═══ Data for the task ═══

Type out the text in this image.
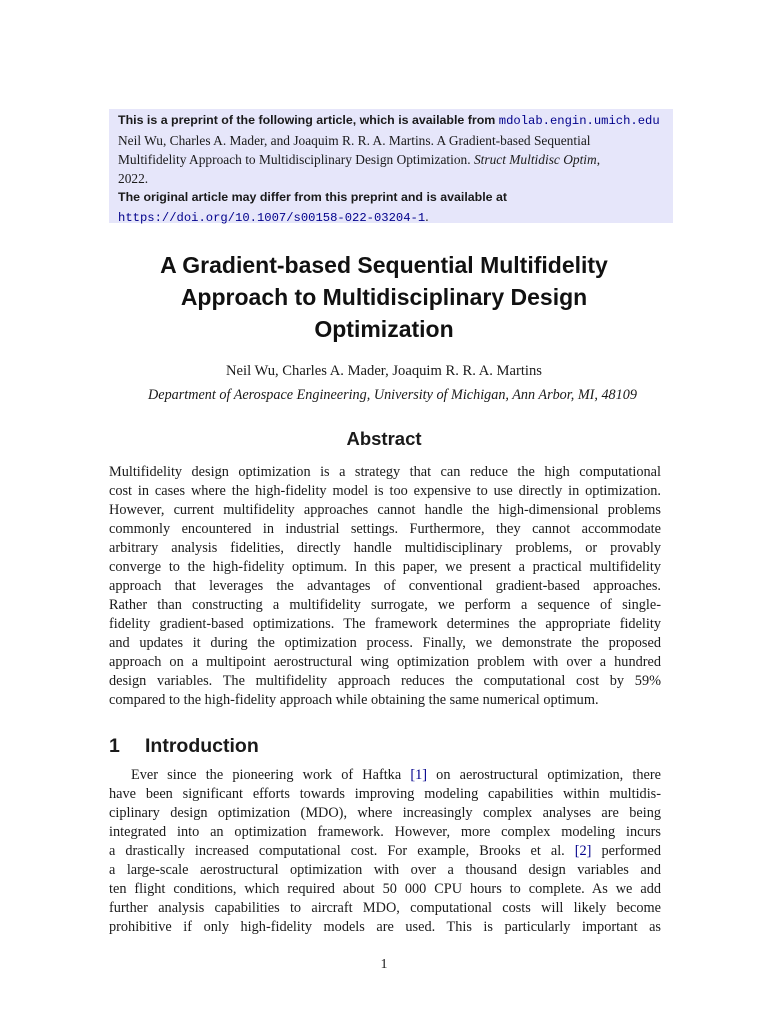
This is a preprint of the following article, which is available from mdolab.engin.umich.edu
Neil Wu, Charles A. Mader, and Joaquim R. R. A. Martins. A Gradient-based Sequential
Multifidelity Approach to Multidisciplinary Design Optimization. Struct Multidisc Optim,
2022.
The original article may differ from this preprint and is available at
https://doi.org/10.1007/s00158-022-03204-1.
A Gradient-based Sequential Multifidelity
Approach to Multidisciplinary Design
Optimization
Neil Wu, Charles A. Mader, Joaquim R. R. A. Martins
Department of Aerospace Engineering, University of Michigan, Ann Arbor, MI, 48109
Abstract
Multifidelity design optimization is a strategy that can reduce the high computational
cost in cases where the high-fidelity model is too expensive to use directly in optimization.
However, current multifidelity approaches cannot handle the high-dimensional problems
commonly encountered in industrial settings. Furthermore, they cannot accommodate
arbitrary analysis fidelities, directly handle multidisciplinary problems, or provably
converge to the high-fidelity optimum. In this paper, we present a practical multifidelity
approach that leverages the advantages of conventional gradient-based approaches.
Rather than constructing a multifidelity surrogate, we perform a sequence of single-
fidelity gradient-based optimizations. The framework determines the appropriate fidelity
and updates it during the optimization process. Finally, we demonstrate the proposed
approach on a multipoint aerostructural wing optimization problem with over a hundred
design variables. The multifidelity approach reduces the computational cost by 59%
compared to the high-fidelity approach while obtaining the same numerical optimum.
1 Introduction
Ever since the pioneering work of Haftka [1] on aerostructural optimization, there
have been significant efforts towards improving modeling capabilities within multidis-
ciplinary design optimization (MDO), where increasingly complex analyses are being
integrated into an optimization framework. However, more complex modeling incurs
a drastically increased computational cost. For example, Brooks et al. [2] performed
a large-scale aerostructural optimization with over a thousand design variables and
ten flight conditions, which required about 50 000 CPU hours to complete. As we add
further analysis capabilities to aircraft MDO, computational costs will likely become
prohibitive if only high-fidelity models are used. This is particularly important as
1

═══

* **Goal**:
Tally the lines of the material above that contain the word "However" and report the total alone.

* **Response**:
2